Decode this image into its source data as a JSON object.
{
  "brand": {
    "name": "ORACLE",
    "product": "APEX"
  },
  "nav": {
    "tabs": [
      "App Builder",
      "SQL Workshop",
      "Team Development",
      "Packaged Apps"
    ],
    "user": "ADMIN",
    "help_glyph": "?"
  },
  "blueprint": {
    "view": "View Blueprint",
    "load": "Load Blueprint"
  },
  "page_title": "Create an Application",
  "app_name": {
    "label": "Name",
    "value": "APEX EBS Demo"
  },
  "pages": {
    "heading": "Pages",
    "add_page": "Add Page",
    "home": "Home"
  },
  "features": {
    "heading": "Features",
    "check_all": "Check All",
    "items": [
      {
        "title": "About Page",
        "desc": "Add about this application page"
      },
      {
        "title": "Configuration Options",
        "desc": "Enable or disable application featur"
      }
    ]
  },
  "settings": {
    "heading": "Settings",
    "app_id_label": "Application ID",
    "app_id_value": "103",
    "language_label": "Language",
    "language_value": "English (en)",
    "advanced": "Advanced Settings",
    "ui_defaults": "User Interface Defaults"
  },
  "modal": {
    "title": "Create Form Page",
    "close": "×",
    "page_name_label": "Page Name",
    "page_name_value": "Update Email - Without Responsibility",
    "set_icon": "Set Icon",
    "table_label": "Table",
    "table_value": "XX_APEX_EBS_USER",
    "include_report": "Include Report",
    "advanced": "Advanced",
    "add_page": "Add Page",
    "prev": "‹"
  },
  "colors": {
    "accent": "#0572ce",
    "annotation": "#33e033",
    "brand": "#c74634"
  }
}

^^^^

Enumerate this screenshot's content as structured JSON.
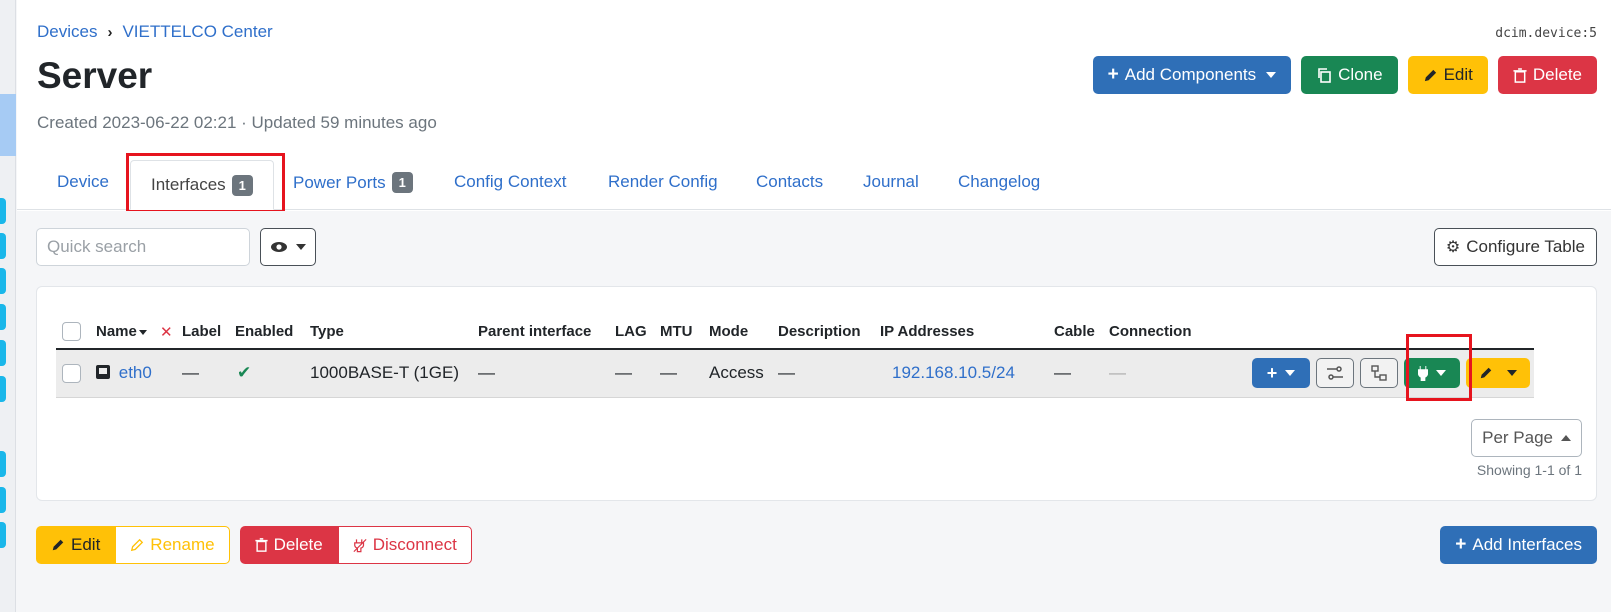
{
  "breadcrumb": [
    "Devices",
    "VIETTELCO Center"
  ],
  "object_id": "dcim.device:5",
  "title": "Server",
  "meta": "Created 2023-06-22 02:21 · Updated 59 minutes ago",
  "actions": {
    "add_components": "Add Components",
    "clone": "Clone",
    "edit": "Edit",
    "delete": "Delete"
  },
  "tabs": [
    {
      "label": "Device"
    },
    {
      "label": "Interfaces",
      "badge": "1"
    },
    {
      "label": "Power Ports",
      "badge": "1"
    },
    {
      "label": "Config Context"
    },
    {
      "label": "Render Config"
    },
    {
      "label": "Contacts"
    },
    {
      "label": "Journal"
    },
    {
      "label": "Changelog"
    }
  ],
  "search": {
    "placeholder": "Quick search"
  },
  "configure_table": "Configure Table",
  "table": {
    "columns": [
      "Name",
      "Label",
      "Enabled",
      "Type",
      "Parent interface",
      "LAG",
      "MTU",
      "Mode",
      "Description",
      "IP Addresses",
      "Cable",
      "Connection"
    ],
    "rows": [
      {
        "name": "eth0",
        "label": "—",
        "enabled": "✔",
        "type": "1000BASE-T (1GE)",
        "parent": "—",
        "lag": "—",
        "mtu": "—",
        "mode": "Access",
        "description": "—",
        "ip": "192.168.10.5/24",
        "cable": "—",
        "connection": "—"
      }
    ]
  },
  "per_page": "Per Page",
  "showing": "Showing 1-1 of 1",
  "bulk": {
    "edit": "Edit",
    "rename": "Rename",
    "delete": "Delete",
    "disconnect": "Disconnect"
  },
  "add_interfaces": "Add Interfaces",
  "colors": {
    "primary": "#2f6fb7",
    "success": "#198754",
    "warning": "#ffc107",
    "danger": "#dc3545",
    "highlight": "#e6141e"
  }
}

^^^^

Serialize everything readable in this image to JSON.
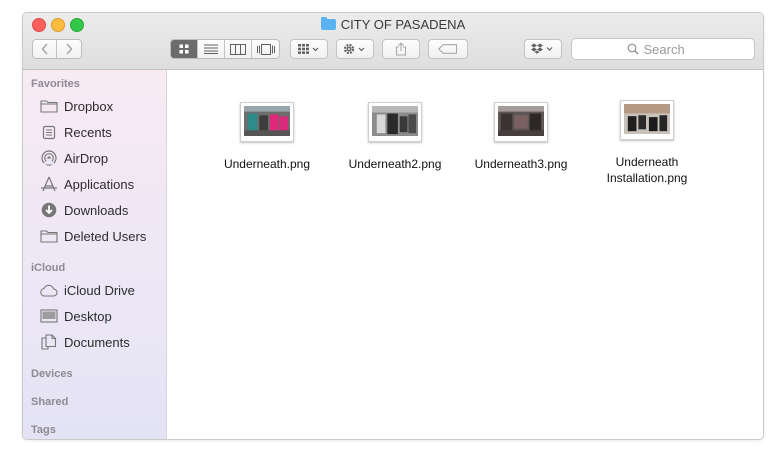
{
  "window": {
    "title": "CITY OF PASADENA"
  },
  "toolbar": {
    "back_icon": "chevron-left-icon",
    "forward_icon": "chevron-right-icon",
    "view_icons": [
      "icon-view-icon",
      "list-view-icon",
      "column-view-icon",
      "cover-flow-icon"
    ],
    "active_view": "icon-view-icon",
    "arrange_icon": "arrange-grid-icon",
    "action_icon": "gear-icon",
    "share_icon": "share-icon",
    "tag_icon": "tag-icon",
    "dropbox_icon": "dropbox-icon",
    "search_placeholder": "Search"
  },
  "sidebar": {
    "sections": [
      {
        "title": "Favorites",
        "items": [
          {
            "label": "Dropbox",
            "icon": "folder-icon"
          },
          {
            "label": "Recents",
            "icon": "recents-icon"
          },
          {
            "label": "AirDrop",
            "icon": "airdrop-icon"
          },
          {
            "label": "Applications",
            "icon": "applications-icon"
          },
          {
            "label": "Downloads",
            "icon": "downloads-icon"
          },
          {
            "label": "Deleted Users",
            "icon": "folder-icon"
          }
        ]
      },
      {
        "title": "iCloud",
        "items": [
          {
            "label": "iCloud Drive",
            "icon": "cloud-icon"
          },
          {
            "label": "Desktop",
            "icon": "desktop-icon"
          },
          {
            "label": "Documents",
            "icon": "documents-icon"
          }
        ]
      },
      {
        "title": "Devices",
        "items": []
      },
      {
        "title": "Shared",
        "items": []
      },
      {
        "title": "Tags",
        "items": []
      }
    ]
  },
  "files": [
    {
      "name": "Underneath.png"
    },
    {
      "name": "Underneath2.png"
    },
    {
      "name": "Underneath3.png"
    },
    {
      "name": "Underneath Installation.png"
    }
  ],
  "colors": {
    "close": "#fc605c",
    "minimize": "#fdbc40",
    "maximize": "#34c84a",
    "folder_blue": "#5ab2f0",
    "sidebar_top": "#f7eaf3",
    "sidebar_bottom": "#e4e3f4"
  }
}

^^^^

To do: Look through the entries and find each line that has the string "this". Copy those lines.

Result of the task:
Decode this image into its source data as a JSON object.
        "desc": "Add about this application page"
Enumerate this screenshot's content as structured JSON.
Serialize everything readable in this image to JSON.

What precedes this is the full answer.